Recorded data:
= = =
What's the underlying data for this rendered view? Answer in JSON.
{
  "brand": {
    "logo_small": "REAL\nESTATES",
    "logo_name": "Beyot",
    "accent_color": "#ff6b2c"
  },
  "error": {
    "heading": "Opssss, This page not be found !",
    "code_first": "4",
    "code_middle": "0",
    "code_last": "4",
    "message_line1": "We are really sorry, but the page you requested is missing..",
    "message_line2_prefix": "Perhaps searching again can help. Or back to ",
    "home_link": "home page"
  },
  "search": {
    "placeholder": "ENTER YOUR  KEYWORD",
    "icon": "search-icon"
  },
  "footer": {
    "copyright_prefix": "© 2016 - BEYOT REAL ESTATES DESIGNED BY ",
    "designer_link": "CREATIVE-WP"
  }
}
= = =
__Work instructions__.
Check each line above for the string "page" and show the ones that have it.

__Expected answer__.
    "heading": "Opssss, This page not be found !",
    "message_line1": "We are really sorry, but the page you requested is missing..",
    "home_link": "home page"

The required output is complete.